Collection entries:

((

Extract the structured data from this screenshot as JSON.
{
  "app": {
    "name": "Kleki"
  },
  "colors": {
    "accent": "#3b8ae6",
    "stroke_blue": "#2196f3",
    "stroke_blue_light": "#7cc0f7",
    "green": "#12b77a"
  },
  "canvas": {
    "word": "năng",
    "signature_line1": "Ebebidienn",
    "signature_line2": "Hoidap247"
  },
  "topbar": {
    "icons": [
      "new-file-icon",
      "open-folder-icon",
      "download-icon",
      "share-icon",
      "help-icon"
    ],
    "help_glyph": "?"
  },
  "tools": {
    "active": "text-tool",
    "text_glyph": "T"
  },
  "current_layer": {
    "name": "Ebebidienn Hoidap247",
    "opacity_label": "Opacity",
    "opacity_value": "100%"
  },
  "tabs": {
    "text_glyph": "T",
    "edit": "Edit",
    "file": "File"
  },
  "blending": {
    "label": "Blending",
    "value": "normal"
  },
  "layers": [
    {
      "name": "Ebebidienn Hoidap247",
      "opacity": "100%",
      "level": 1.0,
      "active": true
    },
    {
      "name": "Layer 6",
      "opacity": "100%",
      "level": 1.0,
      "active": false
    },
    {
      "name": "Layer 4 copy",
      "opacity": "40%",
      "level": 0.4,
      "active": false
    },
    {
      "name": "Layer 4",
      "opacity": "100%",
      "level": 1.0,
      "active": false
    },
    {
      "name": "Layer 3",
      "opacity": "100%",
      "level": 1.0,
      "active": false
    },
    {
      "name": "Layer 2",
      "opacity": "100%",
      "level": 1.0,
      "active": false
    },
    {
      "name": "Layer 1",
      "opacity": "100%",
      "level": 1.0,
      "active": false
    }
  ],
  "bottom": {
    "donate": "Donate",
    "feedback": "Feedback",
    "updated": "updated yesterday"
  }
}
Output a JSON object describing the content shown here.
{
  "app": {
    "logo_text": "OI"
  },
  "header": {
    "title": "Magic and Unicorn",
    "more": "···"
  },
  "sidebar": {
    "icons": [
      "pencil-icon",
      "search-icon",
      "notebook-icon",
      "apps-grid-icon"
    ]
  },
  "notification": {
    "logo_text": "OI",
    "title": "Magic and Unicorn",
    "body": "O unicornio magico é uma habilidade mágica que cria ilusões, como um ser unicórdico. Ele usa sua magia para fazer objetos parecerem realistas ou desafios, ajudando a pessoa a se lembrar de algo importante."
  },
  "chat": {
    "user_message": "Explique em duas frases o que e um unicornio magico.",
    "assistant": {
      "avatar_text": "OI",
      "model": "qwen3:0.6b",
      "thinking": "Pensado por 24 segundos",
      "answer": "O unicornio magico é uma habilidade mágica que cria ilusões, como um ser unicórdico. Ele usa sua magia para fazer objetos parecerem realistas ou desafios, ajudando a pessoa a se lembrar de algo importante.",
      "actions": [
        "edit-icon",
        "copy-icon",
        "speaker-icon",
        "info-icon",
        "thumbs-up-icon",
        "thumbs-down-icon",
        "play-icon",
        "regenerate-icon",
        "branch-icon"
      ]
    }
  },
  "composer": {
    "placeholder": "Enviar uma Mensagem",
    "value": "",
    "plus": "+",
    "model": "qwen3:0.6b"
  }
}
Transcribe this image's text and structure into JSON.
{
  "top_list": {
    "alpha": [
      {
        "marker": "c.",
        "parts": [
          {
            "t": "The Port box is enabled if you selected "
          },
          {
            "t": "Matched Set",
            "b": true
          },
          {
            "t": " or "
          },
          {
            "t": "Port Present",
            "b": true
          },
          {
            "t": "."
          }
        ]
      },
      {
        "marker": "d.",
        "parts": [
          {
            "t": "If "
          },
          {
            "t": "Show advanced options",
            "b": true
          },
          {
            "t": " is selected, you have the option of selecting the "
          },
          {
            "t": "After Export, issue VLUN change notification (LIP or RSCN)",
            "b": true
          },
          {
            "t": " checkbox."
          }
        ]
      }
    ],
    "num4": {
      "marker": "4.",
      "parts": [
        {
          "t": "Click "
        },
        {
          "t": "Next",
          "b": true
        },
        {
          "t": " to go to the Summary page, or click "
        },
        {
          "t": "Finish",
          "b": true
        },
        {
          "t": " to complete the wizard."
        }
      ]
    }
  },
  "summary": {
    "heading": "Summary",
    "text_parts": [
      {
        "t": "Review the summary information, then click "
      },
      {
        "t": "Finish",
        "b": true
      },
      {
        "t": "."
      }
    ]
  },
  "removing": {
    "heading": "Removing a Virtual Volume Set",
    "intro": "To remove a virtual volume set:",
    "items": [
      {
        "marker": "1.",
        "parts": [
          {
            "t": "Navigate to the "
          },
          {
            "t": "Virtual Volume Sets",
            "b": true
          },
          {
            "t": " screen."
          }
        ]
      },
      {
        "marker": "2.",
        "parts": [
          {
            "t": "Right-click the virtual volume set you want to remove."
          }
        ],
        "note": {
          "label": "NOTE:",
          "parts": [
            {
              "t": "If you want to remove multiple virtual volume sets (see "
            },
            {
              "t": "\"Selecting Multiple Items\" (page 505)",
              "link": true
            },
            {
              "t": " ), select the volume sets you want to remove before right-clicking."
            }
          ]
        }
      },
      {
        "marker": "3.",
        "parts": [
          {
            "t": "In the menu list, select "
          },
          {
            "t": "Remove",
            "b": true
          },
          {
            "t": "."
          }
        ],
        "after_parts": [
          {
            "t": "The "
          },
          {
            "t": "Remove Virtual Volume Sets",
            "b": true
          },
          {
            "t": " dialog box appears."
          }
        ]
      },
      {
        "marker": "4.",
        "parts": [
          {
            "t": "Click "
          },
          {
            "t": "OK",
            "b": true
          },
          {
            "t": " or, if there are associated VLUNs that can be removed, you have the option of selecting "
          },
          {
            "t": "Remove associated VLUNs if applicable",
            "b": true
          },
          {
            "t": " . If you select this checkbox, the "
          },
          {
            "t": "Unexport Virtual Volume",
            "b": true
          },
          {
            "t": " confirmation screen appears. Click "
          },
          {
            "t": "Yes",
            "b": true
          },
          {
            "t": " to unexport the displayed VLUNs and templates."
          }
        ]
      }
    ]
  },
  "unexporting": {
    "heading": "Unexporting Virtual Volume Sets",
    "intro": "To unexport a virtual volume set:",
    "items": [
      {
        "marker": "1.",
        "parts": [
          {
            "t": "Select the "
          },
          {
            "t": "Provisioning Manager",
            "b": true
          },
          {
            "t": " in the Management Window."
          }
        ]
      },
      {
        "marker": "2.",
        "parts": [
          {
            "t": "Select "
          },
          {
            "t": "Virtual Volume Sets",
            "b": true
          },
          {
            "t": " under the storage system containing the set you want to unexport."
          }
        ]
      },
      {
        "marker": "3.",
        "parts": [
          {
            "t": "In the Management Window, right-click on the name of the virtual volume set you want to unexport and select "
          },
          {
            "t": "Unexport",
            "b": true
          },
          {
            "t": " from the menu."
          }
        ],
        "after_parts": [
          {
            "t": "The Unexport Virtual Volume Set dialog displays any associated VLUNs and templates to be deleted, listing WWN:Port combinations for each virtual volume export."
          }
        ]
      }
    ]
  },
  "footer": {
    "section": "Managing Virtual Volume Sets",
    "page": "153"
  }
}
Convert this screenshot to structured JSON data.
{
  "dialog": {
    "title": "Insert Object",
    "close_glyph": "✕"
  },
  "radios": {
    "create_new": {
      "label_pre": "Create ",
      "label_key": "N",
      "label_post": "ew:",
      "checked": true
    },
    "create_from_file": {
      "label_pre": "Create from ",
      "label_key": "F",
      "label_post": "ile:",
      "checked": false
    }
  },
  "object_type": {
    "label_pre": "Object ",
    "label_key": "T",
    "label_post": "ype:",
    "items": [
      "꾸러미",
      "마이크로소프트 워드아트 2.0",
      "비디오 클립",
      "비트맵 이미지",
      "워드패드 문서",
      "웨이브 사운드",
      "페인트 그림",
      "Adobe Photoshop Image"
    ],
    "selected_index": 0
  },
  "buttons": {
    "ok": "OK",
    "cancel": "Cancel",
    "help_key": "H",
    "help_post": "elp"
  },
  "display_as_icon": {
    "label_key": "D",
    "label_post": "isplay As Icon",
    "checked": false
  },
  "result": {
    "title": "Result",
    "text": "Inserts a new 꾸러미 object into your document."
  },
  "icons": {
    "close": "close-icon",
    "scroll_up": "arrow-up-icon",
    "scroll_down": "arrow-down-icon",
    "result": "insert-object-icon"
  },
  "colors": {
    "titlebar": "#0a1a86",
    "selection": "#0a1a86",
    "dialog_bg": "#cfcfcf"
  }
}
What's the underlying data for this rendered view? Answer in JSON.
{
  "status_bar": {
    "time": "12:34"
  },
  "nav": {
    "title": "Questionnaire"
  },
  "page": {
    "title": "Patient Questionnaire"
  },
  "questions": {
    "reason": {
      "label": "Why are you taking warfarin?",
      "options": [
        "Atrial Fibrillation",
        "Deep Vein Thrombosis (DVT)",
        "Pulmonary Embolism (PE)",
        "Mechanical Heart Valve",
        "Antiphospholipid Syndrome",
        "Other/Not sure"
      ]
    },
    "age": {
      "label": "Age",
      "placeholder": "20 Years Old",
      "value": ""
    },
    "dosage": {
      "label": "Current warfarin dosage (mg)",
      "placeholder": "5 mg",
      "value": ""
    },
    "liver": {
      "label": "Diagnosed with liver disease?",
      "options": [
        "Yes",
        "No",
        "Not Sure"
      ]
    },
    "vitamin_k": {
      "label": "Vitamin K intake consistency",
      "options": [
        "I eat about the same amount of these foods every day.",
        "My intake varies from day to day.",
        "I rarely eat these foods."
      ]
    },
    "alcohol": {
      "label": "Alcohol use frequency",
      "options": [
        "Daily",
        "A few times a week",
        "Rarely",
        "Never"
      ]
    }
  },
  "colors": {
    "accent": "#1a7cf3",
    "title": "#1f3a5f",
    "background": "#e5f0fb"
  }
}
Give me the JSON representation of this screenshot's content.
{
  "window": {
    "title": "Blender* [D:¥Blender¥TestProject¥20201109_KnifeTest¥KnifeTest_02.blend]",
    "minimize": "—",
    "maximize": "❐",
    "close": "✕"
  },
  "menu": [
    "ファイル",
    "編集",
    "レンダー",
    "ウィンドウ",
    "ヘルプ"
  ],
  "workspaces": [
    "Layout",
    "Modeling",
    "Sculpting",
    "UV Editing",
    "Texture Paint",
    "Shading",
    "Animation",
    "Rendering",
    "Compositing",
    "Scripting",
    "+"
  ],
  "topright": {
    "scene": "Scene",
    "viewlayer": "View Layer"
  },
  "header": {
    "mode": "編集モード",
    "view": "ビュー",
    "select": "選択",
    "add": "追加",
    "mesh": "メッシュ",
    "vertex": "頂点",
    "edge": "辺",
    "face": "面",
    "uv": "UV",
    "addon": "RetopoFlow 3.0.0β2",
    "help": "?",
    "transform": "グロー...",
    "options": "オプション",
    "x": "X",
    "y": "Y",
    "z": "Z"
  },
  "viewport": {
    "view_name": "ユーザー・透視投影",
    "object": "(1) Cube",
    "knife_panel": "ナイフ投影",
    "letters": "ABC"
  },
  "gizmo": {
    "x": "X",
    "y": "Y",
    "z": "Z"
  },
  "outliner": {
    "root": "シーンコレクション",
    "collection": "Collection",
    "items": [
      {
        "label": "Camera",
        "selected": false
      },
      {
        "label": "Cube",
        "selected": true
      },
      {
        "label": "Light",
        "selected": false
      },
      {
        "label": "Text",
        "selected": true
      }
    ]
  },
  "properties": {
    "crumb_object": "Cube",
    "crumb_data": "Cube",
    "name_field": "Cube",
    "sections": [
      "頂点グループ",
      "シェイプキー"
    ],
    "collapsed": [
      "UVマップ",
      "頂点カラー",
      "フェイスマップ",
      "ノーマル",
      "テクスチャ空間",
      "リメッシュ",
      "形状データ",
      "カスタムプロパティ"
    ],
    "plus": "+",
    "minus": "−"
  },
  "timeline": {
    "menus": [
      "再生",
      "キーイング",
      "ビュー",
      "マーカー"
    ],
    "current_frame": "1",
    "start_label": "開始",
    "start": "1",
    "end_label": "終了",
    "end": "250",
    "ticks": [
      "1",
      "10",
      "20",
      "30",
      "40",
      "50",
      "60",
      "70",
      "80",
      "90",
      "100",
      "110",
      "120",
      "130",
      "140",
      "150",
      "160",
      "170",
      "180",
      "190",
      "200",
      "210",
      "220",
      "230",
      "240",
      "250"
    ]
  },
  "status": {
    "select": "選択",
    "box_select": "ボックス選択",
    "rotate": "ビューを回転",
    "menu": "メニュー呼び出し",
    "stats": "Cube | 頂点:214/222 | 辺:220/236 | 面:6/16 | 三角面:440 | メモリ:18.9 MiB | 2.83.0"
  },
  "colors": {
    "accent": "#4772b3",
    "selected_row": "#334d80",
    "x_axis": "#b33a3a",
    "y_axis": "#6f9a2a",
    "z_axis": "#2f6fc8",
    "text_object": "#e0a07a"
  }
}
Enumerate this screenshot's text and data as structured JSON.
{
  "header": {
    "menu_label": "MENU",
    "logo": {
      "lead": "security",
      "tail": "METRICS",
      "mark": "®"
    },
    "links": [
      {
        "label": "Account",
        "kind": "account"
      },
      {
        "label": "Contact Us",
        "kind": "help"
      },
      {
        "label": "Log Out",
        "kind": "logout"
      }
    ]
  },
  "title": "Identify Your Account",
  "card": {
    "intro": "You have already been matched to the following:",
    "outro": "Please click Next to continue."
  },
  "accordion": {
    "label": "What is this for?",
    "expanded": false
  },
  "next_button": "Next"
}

))

**STATED PROBLEM:** Give nothing but the number of lines containing the string "dosage".

**RESULT BELOW:** 2